### Requirement
Below are records to transcribe exactly, without their pictures.
# Start of Recorded information
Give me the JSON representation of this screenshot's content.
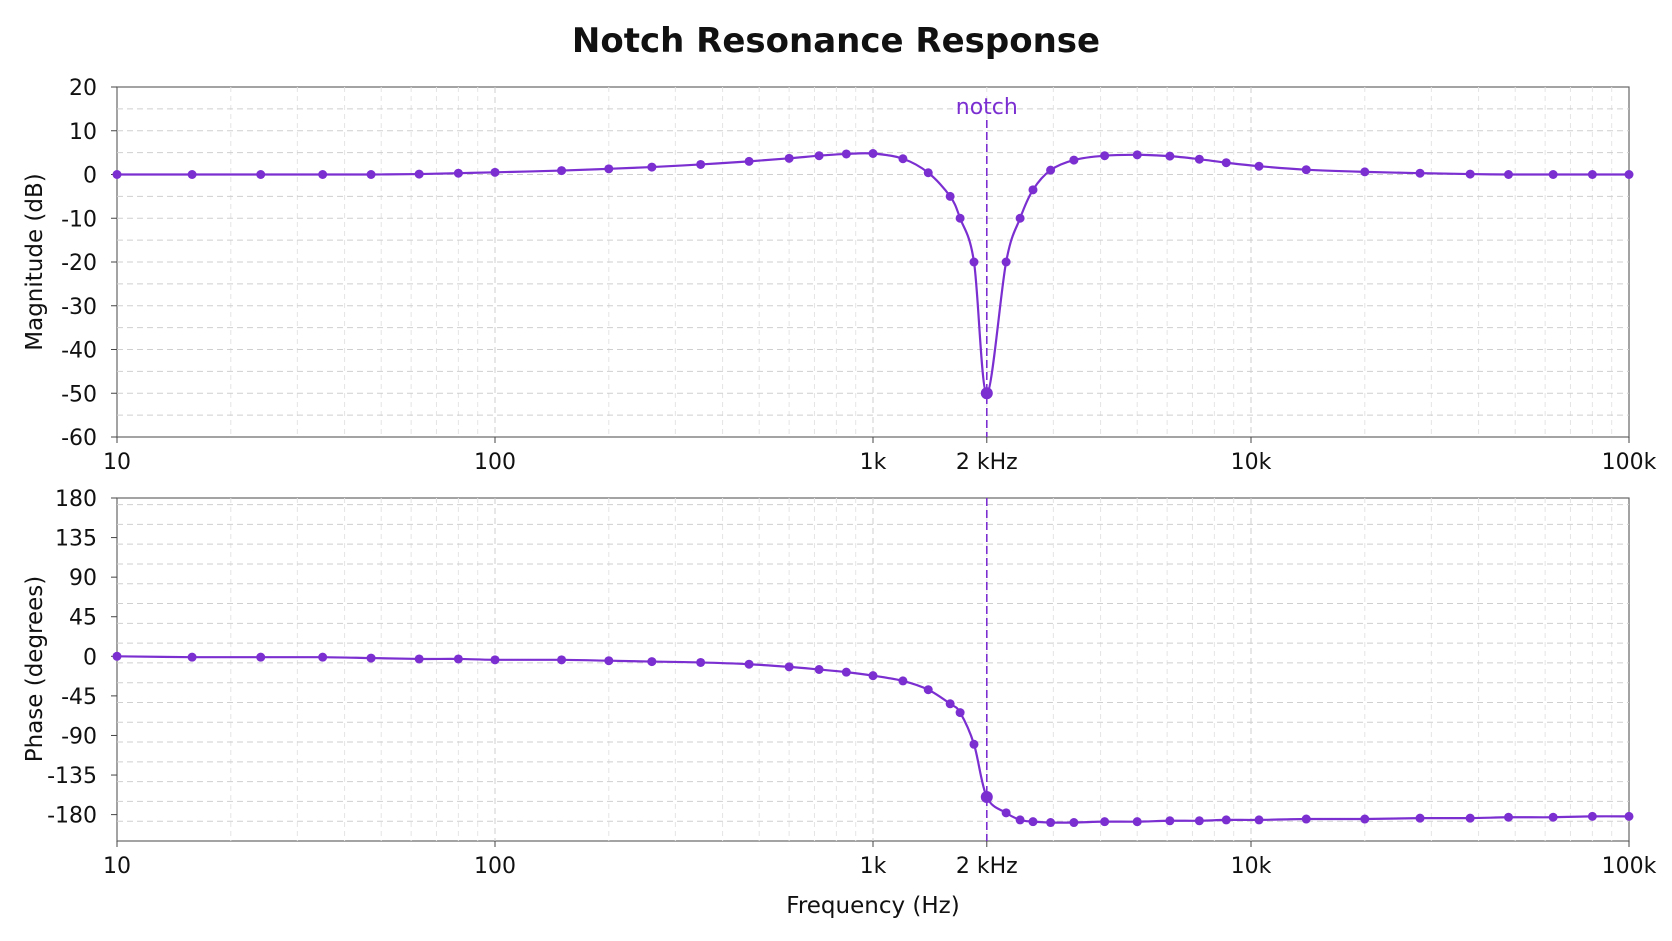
{
  "chart_data": {
    "type": "line",
    "title": "Notch Resonance Response",
    "xlabel": "Frequency (Hz)",
    "xscale": "log",
    "xlim": [
      10,
      100000
    ],
    "x_ticks": [
      10,
      100,
      1000,
      2000,
      10000,
      100000
    ],
    "x_tick_labels": [
      "10",
      "100",
      "1k",
      "2 kHz",
      "10k",
      "100k"
    ],
    "color": "#7b2fd1",
    "grid": true,
    "marker": {
      "label": "notch",
      "x": 2000
    },
    "x": [
      10,
      15.8,
      24,
      35,
      47,
      63,
      80,
      100,
      150,
      200,
      260,
      350,
      470,
      600,
      720,
      850,
      1000,
      1200,
      1400,
      1600,
      1700,
      1850,
      2000,
      2250,
      2450,
      2650,
      2950,
      3400,
      4100,
      5000,
      6100,
      7300,
      8600,
      10500,
      14000,
      20000,
      28000,
      38000,
      48000,
      63000,
      80000,
      100000
    ],
    "panels": [
      {
        "ylabel": "Magnitude (dB)",
        "ylim": [
          -60,
          20
        ],
        "y_ticks": [
          20,
          10,
          0,
          -10,
          -20,
          -30,
          -40,
          -50,
          -60
        ],
        "series": [
          {
            "values": [
              0,
              0,
              0,
              0,
              0,
              0.1,
              0.3,
              0.5,
              0.9,
              1.3,
              1.7,
              2.3,
              3.0,
              3.7,
              4.3,
              4.7,
              4.8,
              3.6,
              0.4,
              -5,
              -10,
              -20,
              -50,
              -20,
              -10,
              -3.5,
              1,
              3.3,
              4.3,
              4.5,
              4.2,
              3.5,
              2.7,
              1.9,
              1.1,
              0.6,
              0.3,
              0.1,
              0,
              0,
              0,
              0
            ]
          }
        ]
      },
      {
        "ylabel": "Phase (degrees)",
        "ylim": [
          -210,
          180
        ],
        "y_ticks": [
          180,
          135,
          90,
          45,
          0,
          -45,
          -90,
          -135,
          -180
        ],
        "series": [
          {
            "values": [
              0,
              -1,
              -1,
              -1,
              -2,
              -3,
              -3,
              -4,
              -4,
              -5,
              -6,
              -7,
              -9,
              -12,
              -15,
              -18,
              -22,
              -28,
              -38,
              -54,
              -64,
              -100,
              -160,
              -178,
              -186,
              -188,
              -189,
              -189,
              -188,
              -188,
              -187,
              -187,
              -186,
              -186,
              -185,
              -185,
              -184,
              -184,
              -183,
              -183,
              -182,
              -182
            ]
          }
        ]
      }
    ]
  }
}
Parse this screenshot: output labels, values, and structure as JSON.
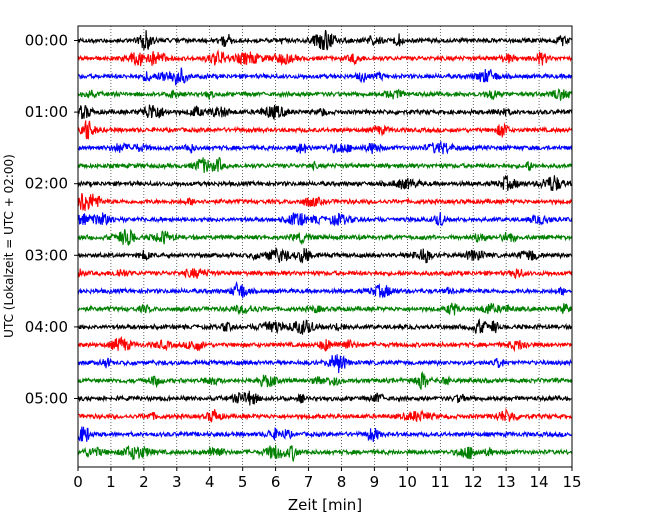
{
  "chart_data": {
    "type": "line",
    "subtype": "helicorder-seismogram",
    "xlabel": "Zeit  [min]",
    "ylabel": "UTC (Lokalzeit = UTC + 02:00)",
    "xlim": [
      0,
      15
    ],
    "x_ticks": [
      "0",
      "1",
      "2",
      "3",
      "4",
      "5",
      "6",
      "7",
      "8",
      "9",
      "10",
      "11",
      "12",
      "13",
      "14",
      "15"
    ],
    "y_tick_labels": [
      "00:00",
      "01:00",
      "02:00",
      "03:00",
      "04:00",
      "05:00"
    ],
    "trace_count": 24,
    "trace_interval_minutes": 15,
    "trace_colors": [
      "#000000",
      "#ff0000",
      "#0000ff",
      "#008000"
    ],
    "vertical_grid": "dotted",
    "legend": "none"
  }
}
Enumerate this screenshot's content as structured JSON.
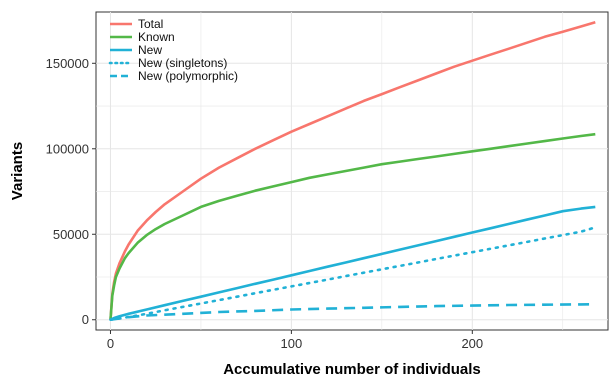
# End of Recorded information
### Complete output
Give me the JSON representation of this screenshot's content.
{
  "chart_data": {
    "type": "line",
    "title": "Notch Resonance Response",
    "xlabel": "Frequency (Hz)",
    "xscale": "log",
    "xlim": [
      10,
      100000
    ],
    "x_ticks": [
      10,
      100,
      1000,
      2000,
      10000,
      100000
    ],
    "x_tick_labels": [
      "10",
      "100",
      "1k",
      "2 kHz",
      "10k",
      "100k"
    ],
    "color": "#7b2fd1",
    "grid": true,
    "marker": {
      "label": "notch",
      "x": 2000
    },
    "x": [
      10,
      15.8,
      24,
      35,
      47,
      63,
      80,
      100,
      150,
      200,
      260,
      350,
      470,
      600,
      720,
      850,
      1000,
      1200,
      1400,
      1600,
      1700,
      1850,
      2000,
      2250,
      2450,
      2650,
      2950,
      3400,
      4100,
      5000,
      6100,
      7300,
      8600,
      10500,
      14000,
      20000,
      28000,
      38000,
      48000,
      63000,
      80000,
      100000
    ],
    "panels": [
      {
        "ylabel": "Magnitude (dB)",
        "ylim": [
          -60,
          20
        ],
        "y_ticks": [
          20,
          10,
          0,
          -10,
          -20,
          -30,
          -40,
          -50,
          -60
        ],
        "series": [
          {
            "values": [
              0,
              0,
              0,
              0,
              0,
              0.1,
              0.3,
              0.5,
              0.9,
              1.3,
              1.7,
              2.3,
              3.0,
              3.7,
              4.3,
              4.7,
              4.8,
              3.6,
              0.4,
              -5,
              -10,
              -20,
              -50,
              -20,
              -10,
              -3.5,
              1,
              3.3,
              4.3,
              4.5,
              4.2,
              3.5,
              2.7,
              1.9,
              1.1,
              0.6,
              0.3,
              0.1,
              0,
              0,
              0,
              0
            ]
          }
        ]
      },
      {
        "ylabel": "Phase (degrees)",
        "ylim": [
          -210,
          180
        ],
        "y_ticks": [
          180,
          135,
          90,
          45,
          0,
          -45,
          -90,
          -135,
          -180
        ],
        "series": [
          {
            "values": [
              0,
              -1,
              -1,
              -1,
              -2,
              -3,
              -3,
              -4,
              -4,
              -5,
              -6,
              -7,
              -9,
              -12,
              -15,
              -18,
              -22,
              -28,
              -38,
              -54,
              -64,
              -100,
              -160,
              -178,
              -186,
              -188,
              -189,
              -189,
              -188,
              -188,
              -187,
              -187,
              -186,
              -186,
              -185,
              -185,
              -184,
              -184,
              -183,
              -183,
              -182,
              -182
            ]
          }
        ]
      }
    ]
  }
}
Parse this screenshot: output labels, values, and structure as JSON.
{
  "chart_data": {
    "type": "line",
    "subtype": "helicorder-seismogram",
    "xlabel": "Zeit  [min]",
    "ylabel": "UTC (Lokalzeit = UTC + 02:00)",
    "xlim": [
      0,
      15
    ],
    "x_ticks": [
      "0",
      "1",
      "2",
      "3",
      "4",
      "5",
      "6",
      "7",
      "8",
      "9",
      "10",
      "11",
      "12",
      "13",
      "14",
      "15"
    ],
    "y_tick_labels": [
      "00:00",
      "01:00",
      "02:00",
      "03:00",
      "04:00",
      "05:00"
    ],
    "trace_count": 24,
    "trace_interval_minutes": 15,
    "trace_colors": [
      "#000000",
      "#ff0000",
      "#0000ff",
      "#008000"
    ],
    "vertical_grid": "dotted",
    "legend": "none"
  }
}
Enumerate this screenshot's content as structured JSON.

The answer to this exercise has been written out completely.